EXERCISE » List each line of the data that holds the word "slag".

INPUT MATERIAL »
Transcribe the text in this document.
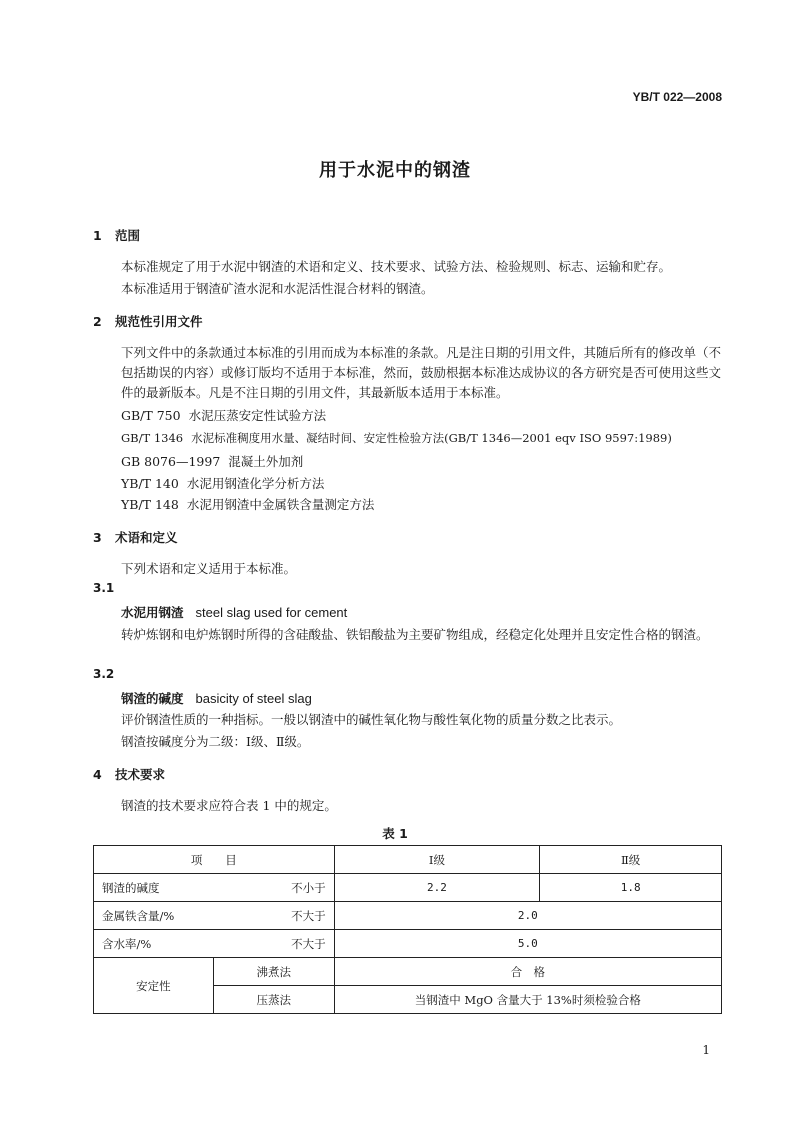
YB/T 022—2008
用于水泥中的钢渣
1 范围
本标准规定了用于水泥中钢渣的术语和定义、技术要求、试验方法、检验规则、标志、运输和贮存。
本标准适用于钢渣矿渣水泥和水泥活性混合材料的钢渣。
2 规范性引用文件
下列文件中的条款通过本标准的引用而成为本标准的条款。凡是注日期的引用文件，其随后所有的修改单（不包括勘误的内容）或修订版均不适用于本标准，然而，鼓励根据本标准达成协议的各方研究是否可使用这些文件的最新版本。凡是不注日期的引用文件，其最新版本适用于本标准。
GB/T 750 水泥压蒸安定性试验方法
GB/T 1346 水泥标准稠度用水量、凝结时间、安定性检验方法(GB/T 1346—2001 eqv ISO 9597:1989)
GB 8076—1997 混凝土外加剂
YB/T 140 水泥用钢渣化学分析方法
YB/T 148 水泥用钢渣中金属铁含量测定方法
3 术语和定义
下列术语和定义适用于本标准。
3.1
水泥用钢渣 steel slag used for cement
转炉炼钢和电炉炼钢时所得的含硅酸盐、铁铝酸盐为主要矿物组成，经稳定化处理并且安定性合格的钢渣。
3.2
钢渣的碱度 basicity of steel slag
评价钢渣性质的一种指标。一般以钢渣中的碱性氧化物与酸性氧化物的质量分数之比表示。
钢渣按碱度分为二级：Ⅰ级、Ⅱ级。
4 技术要求
钢渣的技术要求应符合表 1 中的规定。
表 1
项　　目		Ⅰ级	Ⅱ级
钢渣的碱度 不小于		2.2	1.8
金属铁含量/% 不大于		2.0	
含水率/% 不大于		5.0	
安定性	沸煮法	合　格	
	压蒸法	当钢渣中 MgO 含量大于 13%时须检验合格	
1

RESULT OF THE TASK »
水泥用钢渣 steel slag used for cement
钢渣的碱度 basicity of steel slag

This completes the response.